What needs to be done: Copy the records below exactly as they are written.

* START *

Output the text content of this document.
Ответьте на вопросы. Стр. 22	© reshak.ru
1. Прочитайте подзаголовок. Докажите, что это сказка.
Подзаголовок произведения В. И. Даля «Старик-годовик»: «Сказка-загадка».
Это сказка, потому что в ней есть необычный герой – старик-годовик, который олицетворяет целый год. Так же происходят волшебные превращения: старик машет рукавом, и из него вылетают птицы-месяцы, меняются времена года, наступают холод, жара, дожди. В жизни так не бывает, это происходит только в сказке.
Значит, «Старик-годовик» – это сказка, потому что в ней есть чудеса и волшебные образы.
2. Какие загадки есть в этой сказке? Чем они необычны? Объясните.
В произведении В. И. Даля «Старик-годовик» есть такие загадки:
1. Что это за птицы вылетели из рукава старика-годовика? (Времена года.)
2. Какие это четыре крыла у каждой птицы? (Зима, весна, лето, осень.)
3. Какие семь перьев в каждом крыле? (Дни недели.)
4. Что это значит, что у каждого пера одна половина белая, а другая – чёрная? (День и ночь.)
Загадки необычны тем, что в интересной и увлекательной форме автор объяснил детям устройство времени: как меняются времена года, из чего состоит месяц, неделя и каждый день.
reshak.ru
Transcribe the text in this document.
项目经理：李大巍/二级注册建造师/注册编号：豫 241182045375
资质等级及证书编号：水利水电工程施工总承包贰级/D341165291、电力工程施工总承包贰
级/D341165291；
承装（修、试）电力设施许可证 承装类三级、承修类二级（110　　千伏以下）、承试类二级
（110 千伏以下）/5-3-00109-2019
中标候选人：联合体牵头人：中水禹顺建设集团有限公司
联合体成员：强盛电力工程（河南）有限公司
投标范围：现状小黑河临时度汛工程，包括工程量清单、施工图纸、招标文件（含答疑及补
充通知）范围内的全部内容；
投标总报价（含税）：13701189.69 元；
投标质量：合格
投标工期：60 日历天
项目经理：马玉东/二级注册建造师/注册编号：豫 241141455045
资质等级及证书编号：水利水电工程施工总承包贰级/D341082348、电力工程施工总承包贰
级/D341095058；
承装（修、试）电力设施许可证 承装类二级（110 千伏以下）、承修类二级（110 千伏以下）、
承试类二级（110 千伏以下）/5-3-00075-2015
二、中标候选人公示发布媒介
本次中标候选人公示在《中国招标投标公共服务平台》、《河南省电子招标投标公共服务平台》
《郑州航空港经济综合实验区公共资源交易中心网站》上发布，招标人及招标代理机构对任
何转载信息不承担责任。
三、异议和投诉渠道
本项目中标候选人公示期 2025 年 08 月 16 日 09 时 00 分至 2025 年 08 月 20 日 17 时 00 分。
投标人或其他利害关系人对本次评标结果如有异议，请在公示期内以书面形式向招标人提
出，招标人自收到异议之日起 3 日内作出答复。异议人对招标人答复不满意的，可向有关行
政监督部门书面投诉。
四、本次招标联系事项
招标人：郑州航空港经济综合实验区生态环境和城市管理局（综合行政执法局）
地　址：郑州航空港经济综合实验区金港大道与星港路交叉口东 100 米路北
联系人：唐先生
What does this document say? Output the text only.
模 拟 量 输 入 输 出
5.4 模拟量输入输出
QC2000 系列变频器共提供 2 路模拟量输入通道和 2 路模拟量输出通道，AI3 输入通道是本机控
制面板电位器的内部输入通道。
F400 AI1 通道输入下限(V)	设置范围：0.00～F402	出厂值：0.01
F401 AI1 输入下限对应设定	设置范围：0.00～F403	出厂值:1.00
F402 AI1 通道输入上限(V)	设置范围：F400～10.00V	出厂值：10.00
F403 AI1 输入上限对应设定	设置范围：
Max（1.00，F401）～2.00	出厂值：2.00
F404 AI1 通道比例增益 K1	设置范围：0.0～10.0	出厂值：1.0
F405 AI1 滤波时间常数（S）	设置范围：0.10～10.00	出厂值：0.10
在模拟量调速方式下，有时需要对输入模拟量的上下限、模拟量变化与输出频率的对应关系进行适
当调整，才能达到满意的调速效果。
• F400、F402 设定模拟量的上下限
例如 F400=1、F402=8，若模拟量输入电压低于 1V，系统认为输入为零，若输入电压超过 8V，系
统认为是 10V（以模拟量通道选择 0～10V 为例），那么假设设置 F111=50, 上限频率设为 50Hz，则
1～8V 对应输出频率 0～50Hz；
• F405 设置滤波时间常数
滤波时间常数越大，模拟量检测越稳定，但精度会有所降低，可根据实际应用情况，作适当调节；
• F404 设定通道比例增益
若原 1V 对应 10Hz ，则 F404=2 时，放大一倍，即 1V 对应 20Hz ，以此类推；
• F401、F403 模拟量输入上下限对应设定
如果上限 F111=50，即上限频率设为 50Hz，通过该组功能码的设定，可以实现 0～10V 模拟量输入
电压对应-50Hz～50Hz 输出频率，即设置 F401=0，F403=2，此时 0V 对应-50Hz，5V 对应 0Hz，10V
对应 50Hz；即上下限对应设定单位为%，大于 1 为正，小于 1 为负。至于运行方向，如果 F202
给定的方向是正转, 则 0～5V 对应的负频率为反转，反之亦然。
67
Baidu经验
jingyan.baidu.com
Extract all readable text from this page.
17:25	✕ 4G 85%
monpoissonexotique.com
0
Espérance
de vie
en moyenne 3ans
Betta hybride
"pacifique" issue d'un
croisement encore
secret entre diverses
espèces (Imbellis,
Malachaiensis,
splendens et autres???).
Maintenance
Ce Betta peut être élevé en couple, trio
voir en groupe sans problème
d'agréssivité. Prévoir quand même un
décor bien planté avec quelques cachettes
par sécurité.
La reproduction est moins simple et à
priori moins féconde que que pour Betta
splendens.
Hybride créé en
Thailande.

* END *

Problem solution:
Output the text content of this document.
Ответьте на вопросы. Стр. 22	© reshak.ru
1. Прочитайте подзаголовок. Докажите, что это сказка.
Подзаголовок произведения В. И. Даля «Старик-годовик»: «Сказка-загадка».
Это сказка, потому что в ней есть необычный герой – старик-годовик, который олицетворяет целый год. Так же происходят волшебные превращения: старик машет рукавом, и из него вылетают птицы-месяцы, меняются времена года, наступают холод, жара, дожди. В жизни так не бывает, это происходит только в сказке.
Значит, «Старик-годовик» – это сказка, потому что в ней есть чудеса и волшебные образы.
2. Какие загадки есть в этой сказке? Чем они необычны? Объясните.
В произведении В. И. Даля «Старик-годовик» есть такие загадки:
1. Что это за птицы вылетели из рукава старика-годовика? (Времена года.)
2. Какие это четыре крыла у каждой птицы? (Зима, весна, лето, осень.)
3. Какие семь перьев в каждом крыле? (Дни недели.)
4. Что это значит, что у каждого пера одна половина белая, а другая – чёрная? (День и ночь.)
Загадки необычны тем, что в интересной и увлекательной форме автор объяснил детям устройство времени: как меняются времена года, из чего состоит месяц, неделя и каждый день.
reshak.ru
Transcribe the text in this document.
项目经理：李大巍/二级注册建造师/注册编号：豫 241182045375
资质等级及证书编号：水利水电工程施工总承包贰级/D341165291、电力工程施工总承包贰
级/D341165291；
承装（修、试）电力设施许可证 承装类三级、承修类二级（110　　千伏以下）、承试类二级
（110 千伏以下）/5-3-00109-2019
中标候选人：联合体牵头人：中水禹顺建设集团有限公司
联合体成员：强盛电力工程（河南）有限公司
投标范围：现状小黑河临时度汛工程，包括工程量清单、施工图纸、招标文件（含答疑及补
充通知）范围内的全部内容；
投标总报价（含税）：13701189.69 元；
投标质量：合格
投标工期：60 日历天
项目经理：马玉东/二级注册建造师/注册编号：豫 241141455045
资质等级及证书编号：水利水电工程施工总承包贰级/D341082348、电力工程施工总承包贰
级/D341095058；
承装（修、试）电力设施许可证 承装类二级（110 千伏以下）、承修类二级（110 千伏以下）、
承试类二级（110 千伏以下）/5-3-00075-2015
二、中标候选人公示发布媒介
本次中标候选人公示在《中国招标投标公共服务平台》、《河南省电子招标投标公共服务平台》
《郑州航空港经济综合实验区公共资源交易中心网站》上发布，招标人及招标代理机构对任
何转载信息不承担责任。
三、异议和投诉渠道
本项目中标候选人公示期 2025 年 08 月 16 日 09 时 00 分至 2025 年 08 月 20 日 17 时 00 分。
投标人或其他利害关系人对本次评标结果如有异议，请在公示期内以书面形式向招标人提
出，招标人自收到异议之日起 3 日内作出答复。异议人对招标人答复不满意的，可向有关行
政监督部门书面投诉。
四、本次招标联系事项
招标人：郑州航空港经济综合实验区生态环境和城市管理局（综合行政执法局）
地　址：郑州航空港经济综合实验区金港大道与星港路交叉口东 100 米路北
联系人：唐先生
What does this document say? Output the text only.
模 拟 量 输 入 输 出
5.4 模拟量输入输出
QC2000 系列变频器共提供 2 路模拟量输入通道和 2 路模拟量输出通道，AI3 输入通道是本机控
制面板电位器的内部输入通道。
F400 AI1 通道输入下限(V)	设置范围：0.00～F402	出厂值：0.01
F401 AI1 输入下限对应设定	设置范围：0.00～F403	出厂值:1.00
F402 AI1 通道输入上限(V)	设置范围：F400～10.00V	出厂值：10.00
F403 AI1 输入上限对应设定	设置范围：
Max（1.00，F401）～2.00	出厂值：2.00
F404 AI1 通道比例增益 K1	设置范围：0.0～10.0	出厂值：1.0
F405 AI1 滤波时间常数（S）	设置范围：0.10～10.00	出厂值：0.10
在模拟量调速方式下，有时需要对输入模拟量的上下限、模拟量变化与输出频率的对应关系进行适
当调整，才能达到满意的调速效果。
• F400、F402 设定模拟量的上下限
例如 F400=1、F402=8，若模拟量输入电压低于 1V，系统认为输入为零，若输入电压超过 8V，系
统认为是 10V（以模拟量通道选择 0～10V 为例），那么假设设置 F111=50, 上限频率设为 50Hz，则
1～8V 对应输出频率 0～50Hz；
• F405 设置滤波时间常数
滤波时间常数越大，模拟量检测越稳定，但精度会有所降低，可根据实际应用情况，作适当调节；
• F404 设定通道比例增益
若原 1V 对应 10Hz ，则 F404=2 时，放大一倍，即 1V 对应 20Hz ，以此类推；
• F401、F403 模拟量输入上下限对应设定
如果上限 F111=50，即上限频率设为 50Hz，通过该组功能码的设定，可以实现 0～10V 模拟量输入
电压对应-50Hz～50Hz 输出频率，即设置 F401=0，F403=2，此时 0V 对应-50Hz，5V 对应 0Hz，10V
对应 50Hz；即上下限对应设定单位为%，大于 1 为正，小于 1 为负。至于运行方向，如果 F202
给定的方向是正转, 则 0～5V 对应的负频率为反转，反之亦然。
67
Baidu经验
jingyan.baidu.com
Extract all readable text from this page.
17:25	✕ 4G 85%
monpoissonexotique.com
0
Espérance
de vie
en moyenne 3ans
Betta hybride
"pacifique" issue d'un
croisement encore
secret entre diverses
espèces (Imbellis,
Malachaiensis,
splendens et autres???).
Maintenance
Ce Betta peut être élevé en couple, trio
voir en groupe sans problème
d'agréssivité. Prévoir quand même un
décor bien planté avec quelques cachettes
par sécurité.
La reproduction est moins simple et à
priori moins féconde que que pour Betta
splendens.
Hybride créé en
Thailande.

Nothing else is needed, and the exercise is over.